(Records for processing)
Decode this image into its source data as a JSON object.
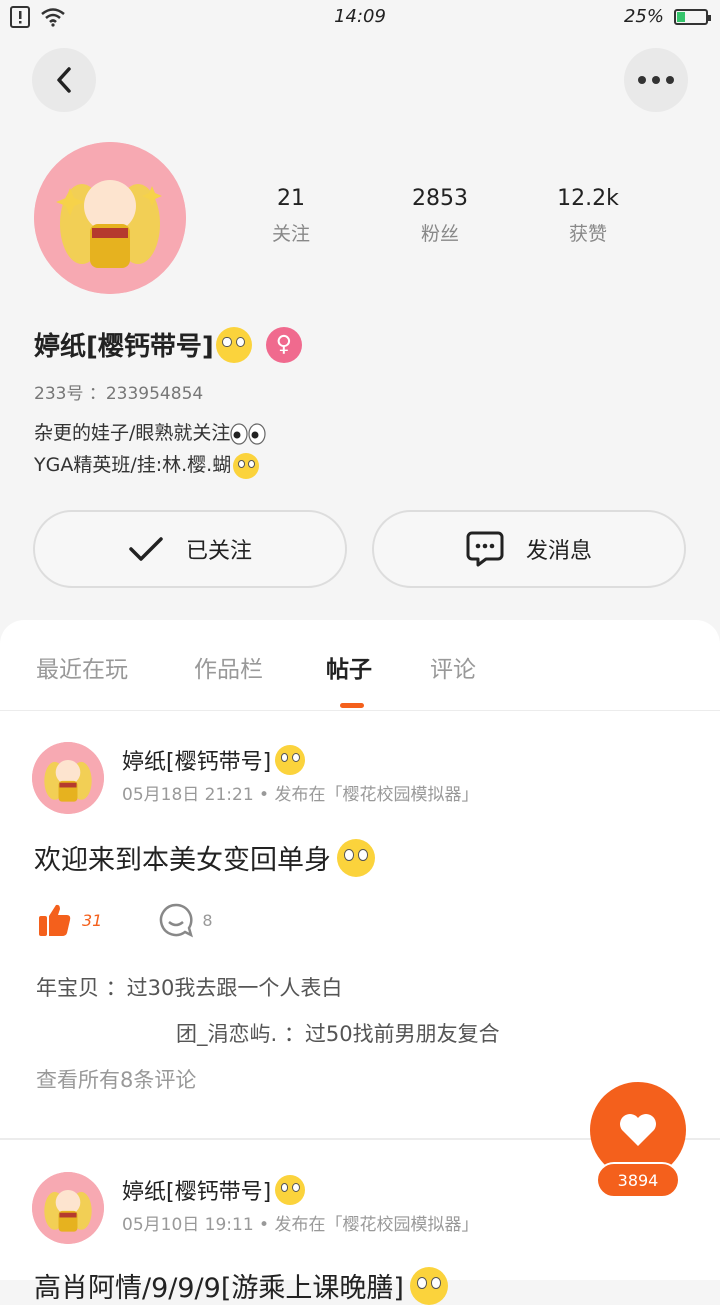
{
  "status_bar": {
    "time": "14:09",
    "battery": "25%"
  },
  "profile": {
    "stats": [
      {
        "value": "21",
        "label": "关注"
      },
      {
        "value": "2853",
        "label": "粉丝"
      },
      {
        "value": "12.2k",
        "label": "获赞"
      }
    ],
    "name": "婷纸[樱钙带号]",
    "uid": "233号 ：233954854",
    "bio_lines": [
      "杂更的娃子/眼熟就关注",
      "YGA精英班/挂:林.樱.蝴"
    ],
    "follow_label": "已关注",
    "message_label": "发消息"
  },
  "tabs": [
    "最近在玩",
    "作品栏",
    "帖子",
    "评论"
  ],
  "posts": [
    {
      "author": "婷纸[樱钙带号]",
      "meta": "05月18日 21:21 • 发布在「樱花校园模拟器」",
      "title": "欢迎来到本美女变回单身",
      "likes": "31",
      "comments": "8",
      "comment_lines": [
        "年宝贝 ：过30我去跟一个人表白",
        "团_涓恋屿. ：过50找前男朋友复合"
      ],
      "view_all": "查看所有8条评论"
    },
    {
      "author": "婷纸[樱钙带号]",
      "meta": "05月10日 19:11 • 发布在「樱花校园模拟器」",
      "title": "高肖阿情/9/9/9[游乘上课晚膳]"
    }
  ],
  "fab": {
    "count": "3894"
  },
  "colors": {
    "accent": "#f4601c",
    "gender": "#f06a8e"
  }
}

(Problem statement) Your task is to transcribe all of the records precisely, with no images included.

(Task solution)
Decode this image into its source data as a JSON object.
{
  "status_bar": {
    "time": "14:09",
    "battery": "25%"
  },
  "profile": {
    "stats": [
      {
        "value": "21",
        "label": "关注"
      },
      {
        "value": "2853",
        "label": "粉丝"
      },
      {
        "value": "12.2k",
        "label": "获赞"
      }
    ],
    "name": "婷纸[樱钙带号]",
    "uid": "233号 ：233954854",
    "bio_lines": [
      "杂更的娃子/眼熟就关注",
      "YGA精英班/挂:林.樱.蝴"
    ],
    "follow_label": "已关注",
    "message_label": "发消息"
  },
  "tabs": [
    "最近在玩",
    "作品栏",
    "帖子",
    "评论"
  ],
  "posts": [
    {
      "author": "婷纸[樱钙带号]",
      "meta": "05月18日 21:21 • 发布在「樱花校园模拟器」",
      "title": "欢迎来到本美女变回单身",
      "likes": "31",
      "comments": "8",
      "comment_lines": [
        "年宝贝 ：过30我去跟一个人表白",
        "团_涓恋屿. ：过50找前男朋友复合"
      ],
      "view_all": "查看所有8条评论"
    },
    {
      "author": "婷纸[樱钙带号]",
      "meta": "05月10日 19:11 • 发布在「樱花校园模拟器」",
      "title": "高肖阿情/9/9/9[游乘上课晚膳]"
    }
  ],
  "fab": {
    "count": "3894"
  },
  "colors": {
    "accent": "#f4601c",
    "gender": "#f06a8e"
  }
}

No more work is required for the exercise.